# start of DATA SHOWN
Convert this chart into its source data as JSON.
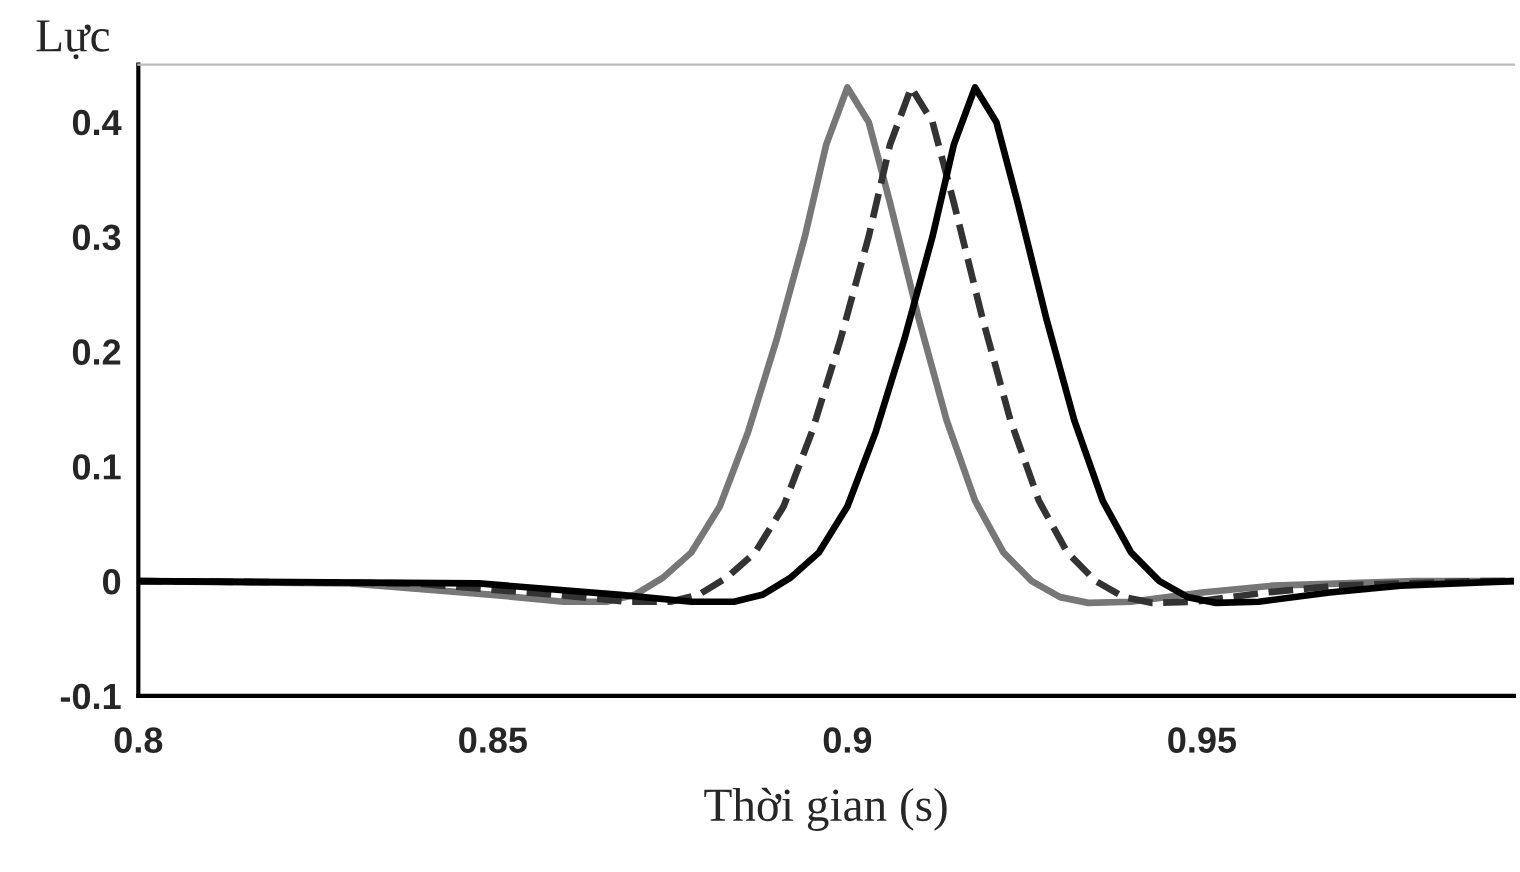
{
  "chart_data": {
    "type": "line",
    "xlabel": "Thời gian (s)",
    "ylabel": "Lực",
    "xlim": [
      0.8,
      0.994
    ],
    "xticks": [
      0.8,
      0.85,
      0.9,
      0.95
    ],
    "ylim": [
      -0.1,
      0.45
    ],
    "yticks": [
      -0.1,
      0,
      0.1,
      0.2,
      0.3,
      0.4
    ],
    "grid": false,
    "legend": false,
    "marker": "none",
    "series": [
      {
        "color": "#777777",
        "line_style": "solid",
        "x": [
          0.8,
          0.83,
          0.85,
          0.86,
          0.866,
          0.87,
          0.874,
          0.878,
          0.882,
          0.886,
          0.89,
          0.894,
          0.897,
          0.9,
          0.903,
          0.906,
          0.91,
          0.914,
          0.918,
          0.922,
          0.926,
          0.93,
          0.934,
          0.94,
          0.95,
          0.96,
          0.98,
          0.994
        ],
        "values": [
          0,
          -0.002,
          -0.012,
          -0.018,
          -0.018,
          -0.012,
          0.003,
          0.025,
          0.065,
          0.13,
          0.21,
          0.3,
          0.38,
          0.43,
          0.4,
          0.33,
          0.23,
          0.14,
          0.07,
          0.025,
          0,
          -0.014,
          -0.019,
          -0.018,
          -0.01,
          -0.004,
          0,
          0
        ]
      },
      {
        "color": "#333333",
        "line_style": "dashed",
        "x": [
          0.8,
          0.839,
          0.859,
          0.869,
          0.875,
          0.879,
          0.883,
          0.887,
          0.891,
          0.895,
          0.899,
          0.903,
          0.906,
          0.909,
          0.912,
          0.915,
          0.919,
          0.923,
          0.927,
          0.931,
          0.935,
          0.939,
          0.943,
          0.949,
          0.959,
          0.969,
          0.989,
          0.994
        ],
        "values": [
          0,
          -0.002,
          -0.012,
          -0.018,
          -0.018,
          -0.012,
          0.003,
          0.025,
          0.065,
          0.13,
          0.21,
          0.3,
          0.38,
          0.43,
          0.4,
          0.33,
          0.23,
          0.14,
          0.07,
          0.025,
          0,
          -0.014,
          -0.019,
          -0.018,
          -0.01,
          -0.004,
          0,
          0
        ]
      },
      {
        "color": "#000000",
        "line_style": "solid",
        "x": [
          0.8,
          0.848,
          0.868,
          0.878,
          0.884,
          0.888,
          0.892,
          0.896,
          0.9,
          0.904,
          0.908,
          0.912,
          0.915,
          0.918,
          0.921,
          0.924,
          0.928,
          0.932,
          0.936,
          0.94,
          0.944,
          0.948,
          0.952,
          0.958,
          0.968,
          0.978,
          0.994
        ],
        "values": [
          0,
          -0.002,
          -0.012,
          -0.018,
          -0.018,
          -0.012,
          0.003,
          0.025,
          0.065,
          0.13,
          0.21,
          0.3,
          0.38,
          0.43,
          0.4,
          0.33,
          0.23,
          0.14,
          0.07,
          0.025,
          0,
          -0.014,
          -0.019,
          -0.018,
          -0.01,
          -0.004,
          0
        ]
      }
    ]
  }
}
# end of DATA SHOWN
◆ **GIVEN INSTRUCTION**: Print every entry exactly as written, without the pictures.

◆ **RESPONSE BELOW**:
Convert this chart into its source data as JSON.
{
  "chart_data": {
    "type": "line",
    "xlabel": "Thời gian (s)",
    "ylabel": "Lực",
    "xlim": [
      0.8,
      0.994
    ],
    "xticks": [
      0.8,
      0.85,
      0.9,
      0.95
    ],
    "ylim": [
      -0.1,
      0.45
    ],
    "yticks": [
      -0.1,
      0,
      0.1,
      0.2,
      0.3,
      0.4
    ],
    "grid": false,
    "legend": false,
    "marker": "none",
    "series": [
      {
        "color": "#777777",
        "line_style": "solid",
        "x": [
          0.8,
          0.83,
          0.85,
          0.86,
          0.866,
          0.87,
          0.874,
          0.878,
          0.882,
          0.886,
          0.89,
          0.894,
          0.897,
          0.9,
          0.903,
          0.906,
          0.91,
          0.914,
          0.918,
          0.922,
          0.926,
          0.93,
          0.934,
          0.94,
          0.95,
          0.96,
          0.98,
          0.994
        ],
        "values": [
          0,
          -0.002,
          -0.012,
          -0.018,
          -0.018,
          -0.012,
          0.003,
          0.025,
          0.065,
          0.13,
          0.21,
          0.3,
          0.38,
          0.43,
          0.4,
          0.33,
          0.23,
          0.14,
          0.07,
          0.025,
          0,
          -0.014,
          -0.019,
          -0.018,
          -0.01,
          -0.004,
          0,
          0
        ]
      },
      {
        "color": "#333333",
        "line_style": "dashed",
        "x": [
          0.8,
          0.839,
          0.859,
          0.869,
          0.875,
          0.879,
          0.883,
          0.887,
          0.891,
          0.895,
          0.899,
          0.903,
          0.906,
          0.909,
          0.912,
          0.915,
          0.919,
          0.923,
          0.927,
          0.931,
          0.935,
          0.939,
          0.943,
          0.949,
          0.959,
          0.969,
          0.989,
          0.994
        ],
        "values": [
          0,
          -0.002,
          -0.012,
          -0.018,
          -0.018,
          -0.012,
          0.003,
          0.025,
          0.065,
          0.13,
          0.21,
          0.3,
          0.38,
          0.43,
          0.4,
          0.33,
          0.23,
          0.14,
          0.07,
          0.025,
          0,
          -0.014,
          -0.019,
          -0.018,
          -0.01,
          -0.004,
          0,
          0
        ]
      },
      {
        "color": "#000000",
        "line_style": "solid",
        "x": [
          0.8,
          0.848,
          0.868,
          0.878,
          0.884,
          0.888,
          0.892,
          0.896,
          0.9,
          0.904,
          0.908,
          0.912,
          0.915,
          0.918,
          0.921,
          0.924,
          0.928,
          0.932,
          0.936,
          0.94,
          0.944,
          0.948,
          0.952,
          0.958,
          0.968,
          0.978,
          0.994
        ],
        "values": [
          0,
          -0.002,
          -0.012,
          -0.018,
          -0.018,
          -0.012,
          0.003,
          0.025,
          0.065,
          0.13,
          0.21,
          0.3,
          0.38,
          0.43,
          0.4,
          0.33,
          0.23,
          0.14,
          0.07,
          0.025,
          0,
          -0.014,
          -0.019,
          -0.018,
          -0.01,
          -0.004,
          0
        ]
      }
    ]
  }
}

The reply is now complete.